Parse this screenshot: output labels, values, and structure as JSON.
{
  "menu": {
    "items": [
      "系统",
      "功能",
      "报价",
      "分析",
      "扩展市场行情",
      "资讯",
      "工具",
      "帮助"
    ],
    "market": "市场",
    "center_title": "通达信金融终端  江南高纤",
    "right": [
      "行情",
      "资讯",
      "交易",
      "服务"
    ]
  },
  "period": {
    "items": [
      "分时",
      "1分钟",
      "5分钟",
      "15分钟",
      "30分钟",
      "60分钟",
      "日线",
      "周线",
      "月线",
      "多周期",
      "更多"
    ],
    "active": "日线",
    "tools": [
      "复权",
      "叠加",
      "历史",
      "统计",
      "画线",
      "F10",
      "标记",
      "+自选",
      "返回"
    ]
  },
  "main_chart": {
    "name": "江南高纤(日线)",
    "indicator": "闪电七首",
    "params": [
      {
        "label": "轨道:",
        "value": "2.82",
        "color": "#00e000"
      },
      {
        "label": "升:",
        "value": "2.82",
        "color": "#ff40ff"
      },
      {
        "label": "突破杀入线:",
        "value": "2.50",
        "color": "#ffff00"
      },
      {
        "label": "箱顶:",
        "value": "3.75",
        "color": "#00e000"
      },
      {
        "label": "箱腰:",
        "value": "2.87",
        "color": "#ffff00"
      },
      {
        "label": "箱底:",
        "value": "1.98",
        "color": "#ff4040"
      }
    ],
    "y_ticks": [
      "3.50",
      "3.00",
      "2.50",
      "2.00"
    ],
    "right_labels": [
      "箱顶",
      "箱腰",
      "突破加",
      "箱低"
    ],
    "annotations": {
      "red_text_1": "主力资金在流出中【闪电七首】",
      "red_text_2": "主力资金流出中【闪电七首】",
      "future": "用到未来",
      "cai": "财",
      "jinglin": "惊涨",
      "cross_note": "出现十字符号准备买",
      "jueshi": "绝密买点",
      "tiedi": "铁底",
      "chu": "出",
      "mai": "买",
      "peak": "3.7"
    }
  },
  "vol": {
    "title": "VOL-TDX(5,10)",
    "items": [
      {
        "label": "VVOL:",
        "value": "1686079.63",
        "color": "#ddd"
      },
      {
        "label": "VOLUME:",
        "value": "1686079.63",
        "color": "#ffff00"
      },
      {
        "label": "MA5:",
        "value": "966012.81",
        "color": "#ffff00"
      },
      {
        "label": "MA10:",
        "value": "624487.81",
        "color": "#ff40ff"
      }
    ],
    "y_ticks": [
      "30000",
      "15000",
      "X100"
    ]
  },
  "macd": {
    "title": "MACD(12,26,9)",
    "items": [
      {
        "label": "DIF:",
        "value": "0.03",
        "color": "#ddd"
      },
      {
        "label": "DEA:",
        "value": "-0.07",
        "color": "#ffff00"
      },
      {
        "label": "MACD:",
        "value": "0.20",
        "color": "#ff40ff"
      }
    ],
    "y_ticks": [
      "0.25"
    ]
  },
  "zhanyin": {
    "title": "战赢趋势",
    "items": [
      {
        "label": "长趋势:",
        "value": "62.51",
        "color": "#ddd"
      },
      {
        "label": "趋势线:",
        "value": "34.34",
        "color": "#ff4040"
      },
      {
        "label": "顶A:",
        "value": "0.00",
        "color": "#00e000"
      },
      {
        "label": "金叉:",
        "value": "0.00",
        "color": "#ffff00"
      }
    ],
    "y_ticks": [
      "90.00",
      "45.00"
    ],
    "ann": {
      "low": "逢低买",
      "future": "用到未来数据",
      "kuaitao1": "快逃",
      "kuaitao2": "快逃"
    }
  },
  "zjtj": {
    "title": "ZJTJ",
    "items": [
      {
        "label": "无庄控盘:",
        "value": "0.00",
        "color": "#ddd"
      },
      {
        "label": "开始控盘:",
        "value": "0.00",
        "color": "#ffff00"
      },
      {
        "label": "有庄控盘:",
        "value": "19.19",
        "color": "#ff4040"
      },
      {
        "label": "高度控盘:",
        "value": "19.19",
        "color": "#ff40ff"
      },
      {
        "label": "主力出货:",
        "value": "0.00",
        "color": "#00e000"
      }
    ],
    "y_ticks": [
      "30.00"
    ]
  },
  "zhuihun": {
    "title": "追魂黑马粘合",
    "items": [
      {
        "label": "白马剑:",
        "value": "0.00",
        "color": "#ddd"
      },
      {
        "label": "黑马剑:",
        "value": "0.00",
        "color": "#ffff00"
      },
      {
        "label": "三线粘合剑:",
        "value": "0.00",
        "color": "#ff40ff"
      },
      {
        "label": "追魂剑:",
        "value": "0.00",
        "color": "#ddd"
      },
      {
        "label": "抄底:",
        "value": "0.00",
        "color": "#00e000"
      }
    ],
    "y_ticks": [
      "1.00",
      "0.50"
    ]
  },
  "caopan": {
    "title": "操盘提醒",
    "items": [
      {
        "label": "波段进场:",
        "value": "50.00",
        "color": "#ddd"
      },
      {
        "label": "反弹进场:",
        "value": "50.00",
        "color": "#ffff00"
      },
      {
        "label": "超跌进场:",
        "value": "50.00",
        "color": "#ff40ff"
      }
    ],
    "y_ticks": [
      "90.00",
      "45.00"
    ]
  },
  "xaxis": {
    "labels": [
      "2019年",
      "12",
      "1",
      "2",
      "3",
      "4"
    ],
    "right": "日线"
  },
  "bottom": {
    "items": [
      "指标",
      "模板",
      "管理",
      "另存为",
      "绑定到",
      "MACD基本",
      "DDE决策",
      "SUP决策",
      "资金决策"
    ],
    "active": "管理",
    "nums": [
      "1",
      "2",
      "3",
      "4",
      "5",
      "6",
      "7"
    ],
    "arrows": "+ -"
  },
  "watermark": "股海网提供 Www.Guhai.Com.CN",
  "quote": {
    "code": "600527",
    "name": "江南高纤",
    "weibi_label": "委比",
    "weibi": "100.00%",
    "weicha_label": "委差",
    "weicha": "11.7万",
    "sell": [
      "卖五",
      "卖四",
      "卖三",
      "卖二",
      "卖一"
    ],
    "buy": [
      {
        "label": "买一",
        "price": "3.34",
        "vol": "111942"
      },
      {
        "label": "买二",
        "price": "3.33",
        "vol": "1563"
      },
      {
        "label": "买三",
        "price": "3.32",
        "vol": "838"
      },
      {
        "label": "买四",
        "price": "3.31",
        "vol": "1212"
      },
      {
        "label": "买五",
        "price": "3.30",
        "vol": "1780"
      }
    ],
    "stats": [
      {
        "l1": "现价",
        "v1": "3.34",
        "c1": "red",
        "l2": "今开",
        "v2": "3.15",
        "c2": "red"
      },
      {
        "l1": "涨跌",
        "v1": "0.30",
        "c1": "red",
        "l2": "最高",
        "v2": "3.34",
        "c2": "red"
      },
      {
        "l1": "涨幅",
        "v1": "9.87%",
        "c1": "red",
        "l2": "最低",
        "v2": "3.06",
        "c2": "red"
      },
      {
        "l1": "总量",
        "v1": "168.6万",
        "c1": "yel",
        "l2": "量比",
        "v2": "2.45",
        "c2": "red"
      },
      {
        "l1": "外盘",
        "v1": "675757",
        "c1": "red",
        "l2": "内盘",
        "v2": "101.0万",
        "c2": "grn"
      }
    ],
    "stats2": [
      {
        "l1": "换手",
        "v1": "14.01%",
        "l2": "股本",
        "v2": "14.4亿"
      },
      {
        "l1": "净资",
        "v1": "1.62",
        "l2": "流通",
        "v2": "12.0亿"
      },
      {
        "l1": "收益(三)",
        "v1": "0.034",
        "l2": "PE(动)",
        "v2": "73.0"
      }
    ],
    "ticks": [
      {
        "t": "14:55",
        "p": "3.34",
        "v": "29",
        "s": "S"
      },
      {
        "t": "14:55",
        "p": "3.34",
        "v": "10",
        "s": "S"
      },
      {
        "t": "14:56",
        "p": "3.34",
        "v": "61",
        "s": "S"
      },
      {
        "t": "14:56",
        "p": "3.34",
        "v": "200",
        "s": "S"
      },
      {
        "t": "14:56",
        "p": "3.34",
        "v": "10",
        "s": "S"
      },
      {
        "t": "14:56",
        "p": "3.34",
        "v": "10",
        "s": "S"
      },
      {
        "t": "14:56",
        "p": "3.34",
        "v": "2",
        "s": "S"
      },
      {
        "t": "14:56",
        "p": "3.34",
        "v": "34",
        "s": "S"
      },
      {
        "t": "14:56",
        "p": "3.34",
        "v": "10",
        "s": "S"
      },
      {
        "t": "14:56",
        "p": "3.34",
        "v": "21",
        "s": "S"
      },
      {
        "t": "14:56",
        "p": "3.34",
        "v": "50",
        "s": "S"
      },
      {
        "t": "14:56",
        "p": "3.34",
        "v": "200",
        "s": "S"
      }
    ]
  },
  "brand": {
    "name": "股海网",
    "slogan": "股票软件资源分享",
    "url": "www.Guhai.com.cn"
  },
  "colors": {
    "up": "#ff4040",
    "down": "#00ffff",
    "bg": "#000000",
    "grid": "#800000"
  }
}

**DIRECTIVE:** Using the listing above, gather each line that holds the string "闪电七首" and copy it.

**TASK RESULT:**
    "indicator": "闪电七首",
      "red_text_1": "主力资金在流出中【闪电七首】",
      "red_text_2": "主力资金流出中【闪电七首】",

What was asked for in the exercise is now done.